### WHAT IS EXPECTED
Continue the Haydn Symphony No. 63 passage from its last sentence, keeping its encyclopedic style.

### DOCUMENT PASSAGE
● ● ● ● ● ● ●

Symphony by Joseph Haydn, written 1779–1781

The Symphony No. 63 in C major, Hoboken I/63, is a symphony by Joseph Haydn written sometime between 1779 and 1781.

It is often known by the title of the second movement, La Roxelane, named for Roxelana, the influential wife of Suleiman the Magnificent of the Ottoman Empire. This second movement was originally part of Haydn's incidental music for Charles Simon Favart's stage work Soliman der zweite (or Les Trois Sultanes) in which Roxelana was a character.

==Instrumentation==
There are two versions of this symphony: the so-called "first version" is scored for flute, two oboes, two bassoons, two French horns, two trumpets, timpani, and strings, while the "second version" has the same scoring but with only one bassoon and no trumpets or timpani. Part of the reason for this re-scoring was the departure of bassoonist Ignatz Drobny from Eszterháza, leaving Haydn's orchestra with only one bassoon.

==Movements==
The two versions are not only differently scored; the third and fourth movements of the two versions are also totally different. The first version of the finale is based on an old fragment from c. 1769–73 and is viewed by some musicologists as a stop-gap to perhaps complete the symphony early to fulfill the need for a performance.

● ● ● ● ● ● ●

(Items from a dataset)
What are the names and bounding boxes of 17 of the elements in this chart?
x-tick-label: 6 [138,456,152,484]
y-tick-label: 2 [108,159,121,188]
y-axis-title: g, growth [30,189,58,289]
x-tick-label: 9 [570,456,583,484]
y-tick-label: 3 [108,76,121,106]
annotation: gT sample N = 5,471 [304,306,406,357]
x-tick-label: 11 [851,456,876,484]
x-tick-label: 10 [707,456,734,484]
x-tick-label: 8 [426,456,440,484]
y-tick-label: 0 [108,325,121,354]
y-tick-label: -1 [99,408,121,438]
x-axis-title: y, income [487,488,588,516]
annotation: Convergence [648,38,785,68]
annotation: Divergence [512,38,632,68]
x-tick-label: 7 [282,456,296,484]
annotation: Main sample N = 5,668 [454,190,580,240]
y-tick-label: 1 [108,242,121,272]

● ● ● ● ● ● ●

### RESPONSE AREA
First version

Second version

The first movement is derived from the overture to Haydn's opera Il mondo della luna. This was done by transforming the curtain-raising transitional ending into one that is more cadential, adding the appropriate expositional repeats to conform more to sonata form and transposing one of the overture's two bassoon parts up an octave so that it could be played by the flute. The exposition still retains some of its overture-like feel as the first theme group is in ternary form and it lacks a true second theme, transitioning straight into an expositional coda. In the recapitulation, only the third part of the ternary first theme group is restated.

The "La Roxelane" second movement is in double variation form (ABA_{1}B_{1}A_{2}B_{2}).

The trio of the minuet features solo oboe and solo bassoon playing over pizzicato string accompaniment.